= Your objective =
Look through the data below and return each line where "flows" appears.

* Begin Dataset excerpts *

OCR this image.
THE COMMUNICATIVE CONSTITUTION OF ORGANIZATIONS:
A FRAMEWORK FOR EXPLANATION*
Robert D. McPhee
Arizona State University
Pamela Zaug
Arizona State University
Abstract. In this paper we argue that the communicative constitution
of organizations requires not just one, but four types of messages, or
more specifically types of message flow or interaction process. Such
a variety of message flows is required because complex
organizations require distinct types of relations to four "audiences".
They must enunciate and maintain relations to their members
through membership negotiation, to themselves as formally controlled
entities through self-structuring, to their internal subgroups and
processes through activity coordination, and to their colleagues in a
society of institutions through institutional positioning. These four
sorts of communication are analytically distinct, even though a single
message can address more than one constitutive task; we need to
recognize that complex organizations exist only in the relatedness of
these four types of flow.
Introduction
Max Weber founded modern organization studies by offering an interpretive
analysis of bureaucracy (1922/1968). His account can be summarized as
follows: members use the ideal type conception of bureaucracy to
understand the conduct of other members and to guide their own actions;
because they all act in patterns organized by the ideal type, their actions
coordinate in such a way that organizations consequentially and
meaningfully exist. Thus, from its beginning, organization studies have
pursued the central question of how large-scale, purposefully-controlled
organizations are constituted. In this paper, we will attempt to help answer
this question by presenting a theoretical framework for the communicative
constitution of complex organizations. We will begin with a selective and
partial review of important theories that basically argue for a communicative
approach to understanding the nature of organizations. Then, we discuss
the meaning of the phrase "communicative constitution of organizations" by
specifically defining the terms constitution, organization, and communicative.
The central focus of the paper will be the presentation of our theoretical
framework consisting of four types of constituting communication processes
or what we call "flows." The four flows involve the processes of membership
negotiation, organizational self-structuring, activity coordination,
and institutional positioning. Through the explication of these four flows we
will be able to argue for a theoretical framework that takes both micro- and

* End Dataset excerpts *
* Begin Dataset excerpts *

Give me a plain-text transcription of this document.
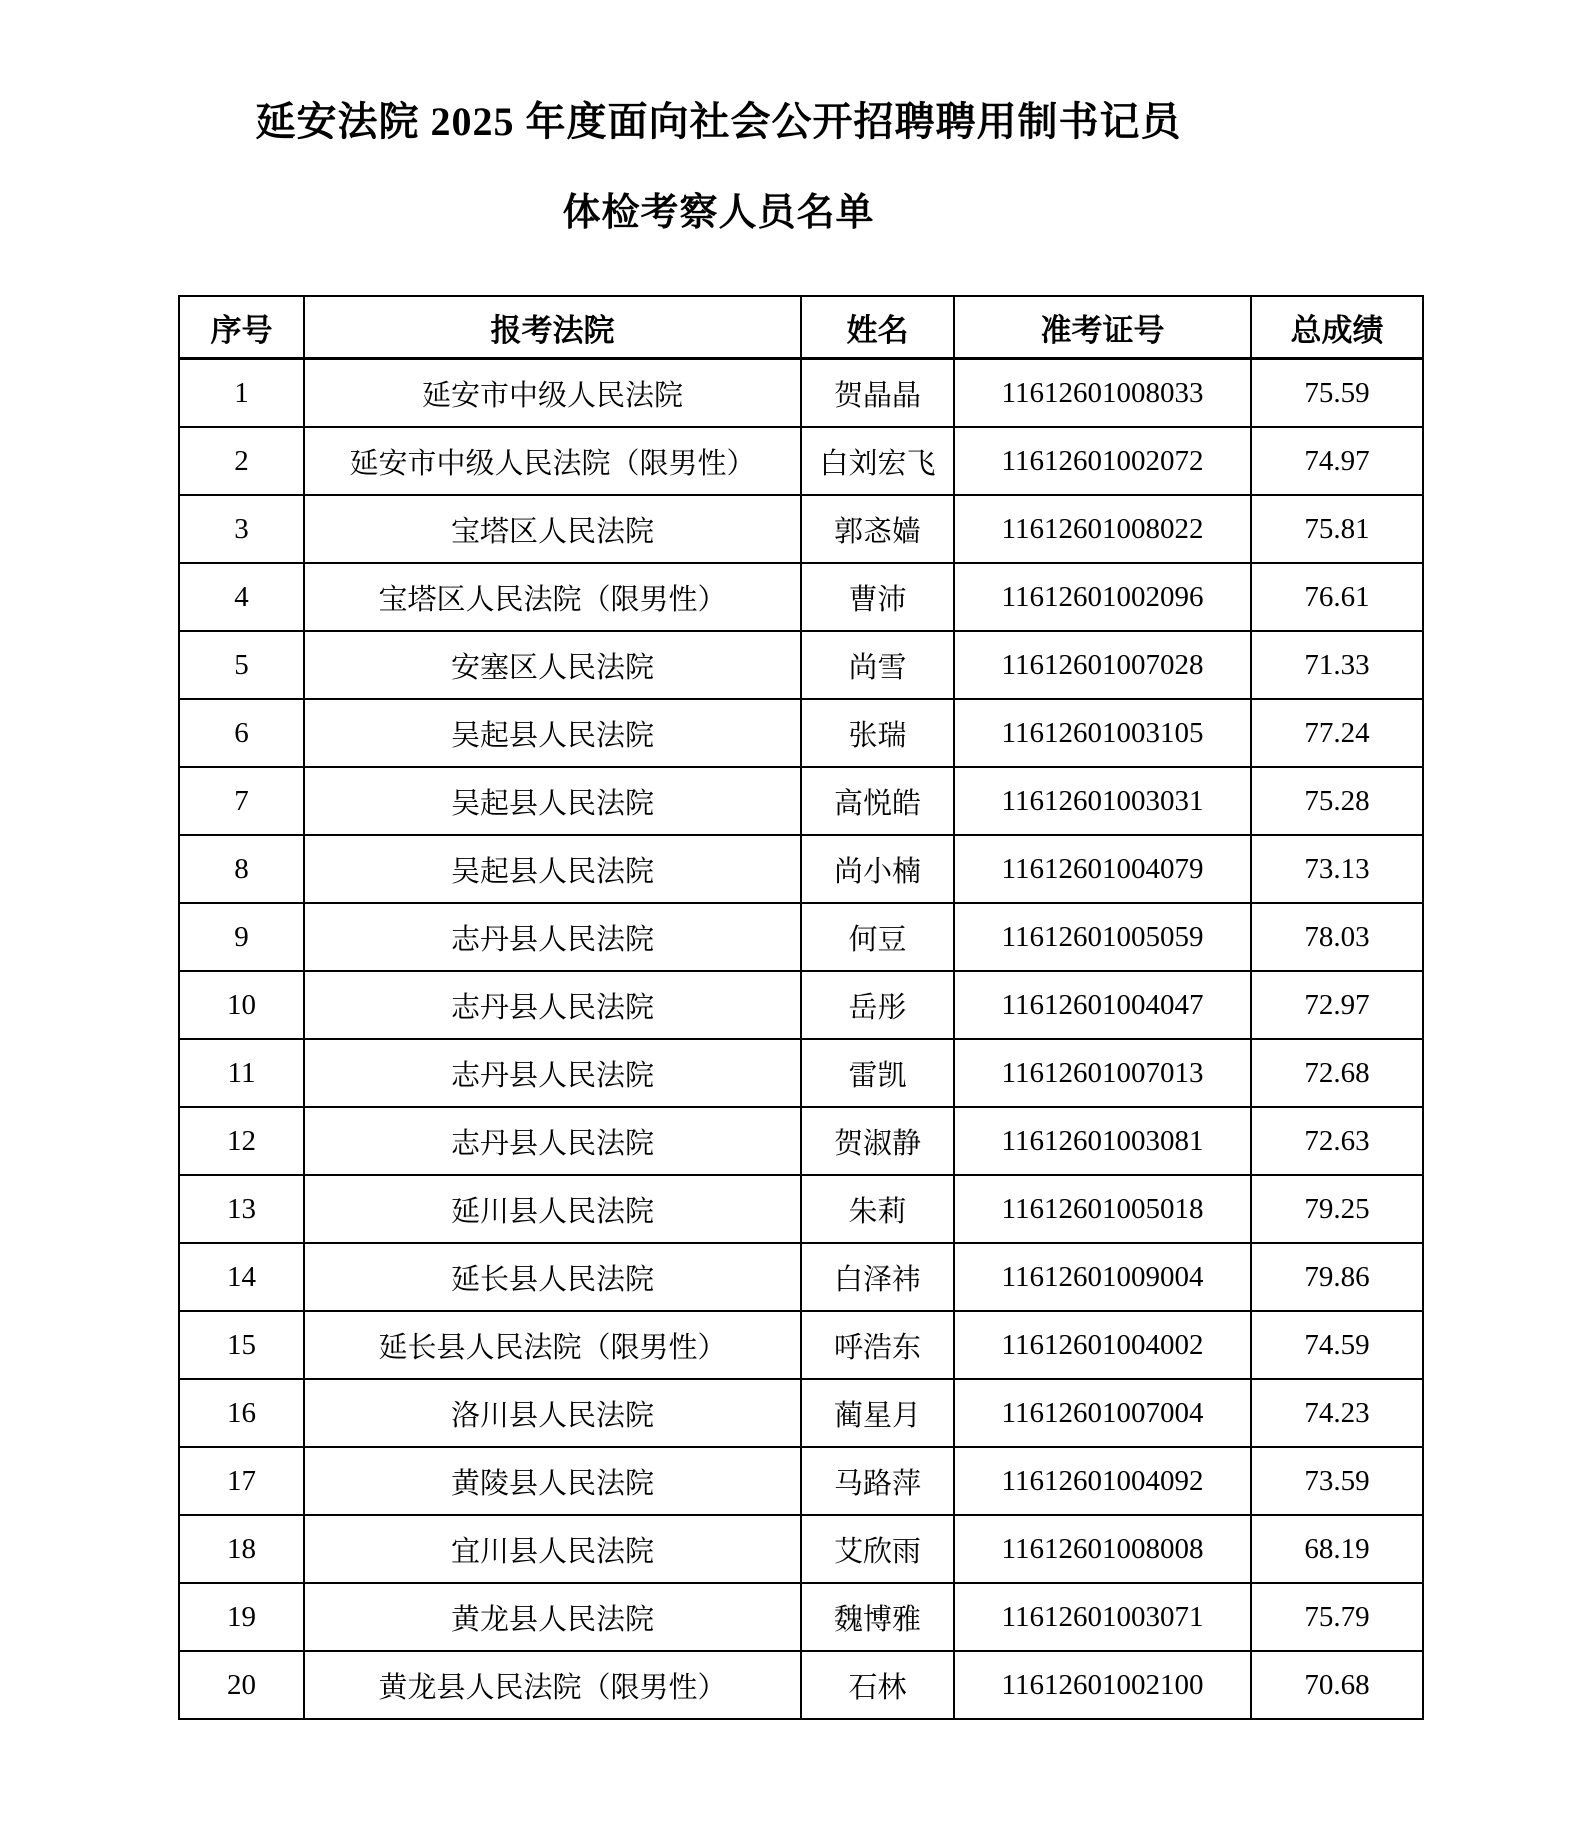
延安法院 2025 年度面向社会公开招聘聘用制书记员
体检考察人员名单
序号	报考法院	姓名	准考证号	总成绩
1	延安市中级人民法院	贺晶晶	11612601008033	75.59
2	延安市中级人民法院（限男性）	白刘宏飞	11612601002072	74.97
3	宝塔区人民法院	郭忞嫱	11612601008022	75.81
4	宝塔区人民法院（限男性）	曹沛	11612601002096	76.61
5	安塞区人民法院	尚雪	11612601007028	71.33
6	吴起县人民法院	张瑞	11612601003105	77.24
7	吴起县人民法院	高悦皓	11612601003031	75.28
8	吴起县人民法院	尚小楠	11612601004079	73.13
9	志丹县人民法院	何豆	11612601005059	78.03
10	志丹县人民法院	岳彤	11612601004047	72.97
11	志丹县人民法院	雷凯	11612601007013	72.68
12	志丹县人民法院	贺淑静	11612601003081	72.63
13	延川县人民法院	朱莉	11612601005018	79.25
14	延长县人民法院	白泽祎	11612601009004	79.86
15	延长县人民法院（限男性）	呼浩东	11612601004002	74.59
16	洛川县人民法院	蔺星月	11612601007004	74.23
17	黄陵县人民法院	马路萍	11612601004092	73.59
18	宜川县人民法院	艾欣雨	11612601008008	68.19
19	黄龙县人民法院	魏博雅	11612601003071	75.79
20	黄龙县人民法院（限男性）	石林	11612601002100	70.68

* End Dataset excerpts *

= Solution to this exercise =
a variety of message flows is required because complex
or what we call "flows." The four flows involve the processes of membership
and institutional positioning. Through the explication of these four flows we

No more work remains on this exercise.